(Dataset entries on figures)
□ □ □ □ □ □ □

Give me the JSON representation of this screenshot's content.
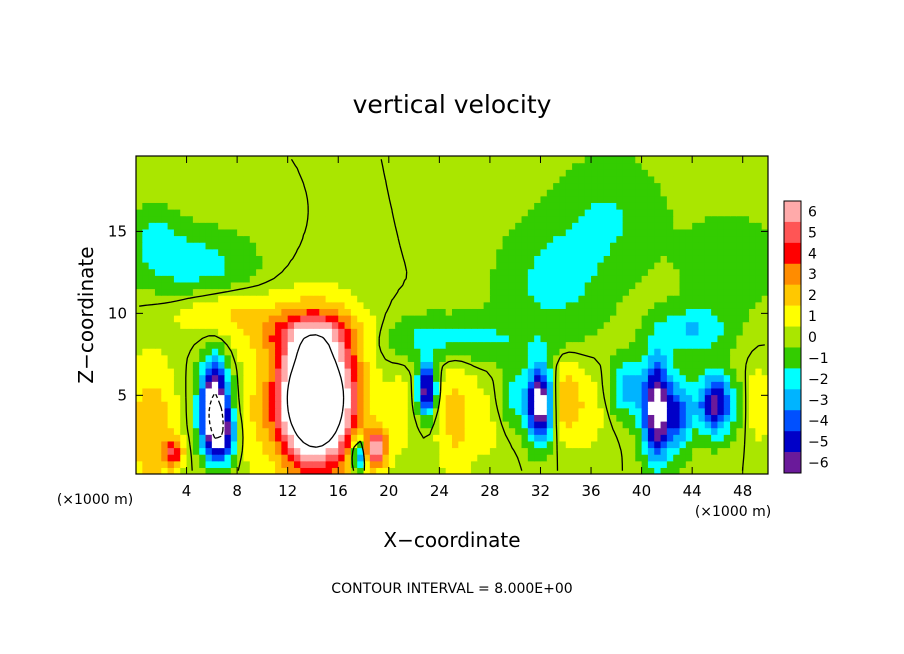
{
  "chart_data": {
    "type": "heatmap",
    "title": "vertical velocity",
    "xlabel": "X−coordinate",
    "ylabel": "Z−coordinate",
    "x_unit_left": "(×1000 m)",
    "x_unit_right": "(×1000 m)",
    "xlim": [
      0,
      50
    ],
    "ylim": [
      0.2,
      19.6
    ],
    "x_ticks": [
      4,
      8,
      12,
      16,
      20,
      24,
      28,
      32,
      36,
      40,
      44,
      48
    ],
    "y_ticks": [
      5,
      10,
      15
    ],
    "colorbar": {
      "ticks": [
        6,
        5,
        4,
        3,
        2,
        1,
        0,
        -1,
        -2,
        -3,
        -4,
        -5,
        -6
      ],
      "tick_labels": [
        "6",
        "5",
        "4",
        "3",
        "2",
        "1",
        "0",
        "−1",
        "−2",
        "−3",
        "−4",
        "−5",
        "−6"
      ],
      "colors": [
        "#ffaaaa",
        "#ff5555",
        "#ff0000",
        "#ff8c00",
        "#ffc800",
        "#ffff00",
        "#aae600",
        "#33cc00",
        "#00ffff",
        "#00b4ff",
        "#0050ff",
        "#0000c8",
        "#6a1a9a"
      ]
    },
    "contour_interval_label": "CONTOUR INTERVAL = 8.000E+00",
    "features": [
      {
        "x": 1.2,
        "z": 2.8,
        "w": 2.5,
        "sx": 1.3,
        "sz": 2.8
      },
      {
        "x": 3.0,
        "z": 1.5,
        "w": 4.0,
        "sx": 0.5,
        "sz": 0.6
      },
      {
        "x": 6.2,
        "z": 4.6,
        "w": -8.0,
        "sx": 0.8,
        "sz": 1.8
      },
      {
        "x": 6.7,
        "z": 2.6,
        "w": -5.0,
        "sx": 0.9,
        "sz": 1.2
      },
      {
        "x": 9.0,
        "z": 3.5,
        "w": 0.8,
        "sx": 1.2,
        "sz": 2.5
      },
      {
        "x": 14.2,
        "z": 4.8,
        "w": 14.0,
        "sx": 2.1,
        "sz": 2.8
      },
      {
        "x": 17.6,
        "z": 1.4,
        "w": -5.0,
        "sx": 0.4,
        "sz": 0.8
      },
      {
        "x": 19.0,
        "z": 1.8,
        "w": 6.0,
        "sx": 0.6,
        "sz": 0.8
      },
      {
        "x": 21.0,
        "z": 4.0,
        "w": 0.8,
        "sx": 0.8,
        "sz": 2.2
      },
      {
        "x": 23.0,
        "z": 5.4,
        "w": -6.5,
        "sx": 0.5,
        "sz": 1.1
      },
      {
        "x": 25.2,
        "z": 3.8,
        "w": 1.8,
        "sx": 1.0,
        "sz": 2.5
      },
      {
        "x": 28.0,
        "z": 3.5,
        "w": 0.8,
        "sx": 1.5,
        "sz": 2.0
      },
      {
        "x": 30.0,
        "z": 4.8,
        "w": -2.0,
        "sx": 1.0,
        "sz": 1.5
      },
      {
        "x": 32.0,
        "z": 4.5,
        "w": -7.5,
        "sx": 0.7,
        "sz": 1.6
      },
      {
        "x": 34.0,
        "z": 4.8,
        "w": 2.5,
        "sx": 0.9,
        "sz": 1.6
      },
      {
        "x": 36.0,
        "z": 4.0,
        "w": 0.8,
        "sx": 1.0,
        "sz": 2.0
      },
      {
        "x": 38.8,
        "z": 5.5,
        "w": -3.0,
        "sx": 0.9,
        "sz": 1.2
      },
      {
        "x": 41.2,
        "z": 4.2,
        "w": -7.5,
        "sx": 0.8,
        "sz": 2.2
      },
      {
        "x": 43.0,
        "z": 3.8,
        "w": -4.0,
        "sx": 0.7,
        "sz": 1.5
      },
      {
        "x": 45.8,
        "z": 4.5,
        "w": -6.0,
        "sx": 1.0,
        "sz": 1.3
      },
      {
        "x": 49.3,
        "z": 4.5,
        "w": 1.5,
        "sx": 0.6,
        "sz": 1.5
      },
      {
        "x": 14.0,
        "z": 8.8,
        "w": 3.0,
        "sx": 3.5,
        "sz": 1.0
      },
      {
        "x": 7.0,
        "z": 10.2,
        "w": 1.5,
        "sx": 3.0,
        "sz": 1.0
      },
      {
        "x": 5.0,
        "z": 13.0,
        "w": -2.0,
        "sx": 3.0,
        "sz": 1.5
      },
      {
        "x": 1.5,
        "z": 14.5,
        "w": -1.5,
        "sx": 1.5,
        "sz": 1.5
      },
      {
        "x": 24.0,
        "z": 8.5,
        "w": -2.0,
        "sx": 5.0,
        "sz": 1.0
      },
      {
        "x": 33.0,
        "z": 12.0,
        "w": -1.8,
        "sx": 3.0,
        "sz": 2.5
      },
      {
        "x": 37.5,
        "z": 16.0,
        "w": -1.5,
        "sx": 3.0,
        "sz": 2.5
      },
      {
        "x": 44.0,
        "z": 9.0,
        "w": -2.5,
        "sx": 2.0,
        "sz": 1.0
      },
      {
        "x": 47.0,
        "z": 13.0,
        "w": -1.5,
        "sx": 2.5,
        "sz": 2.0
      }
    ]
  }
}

□ □ □ □ □ □ □

● **EXERCISE BRIEF**
Copy out all lines above that include the string "coordinate".

● **RESPONSE BELOW**
    "xlabel": "X−coordinate",
    "ylabel": "Z−coordinate",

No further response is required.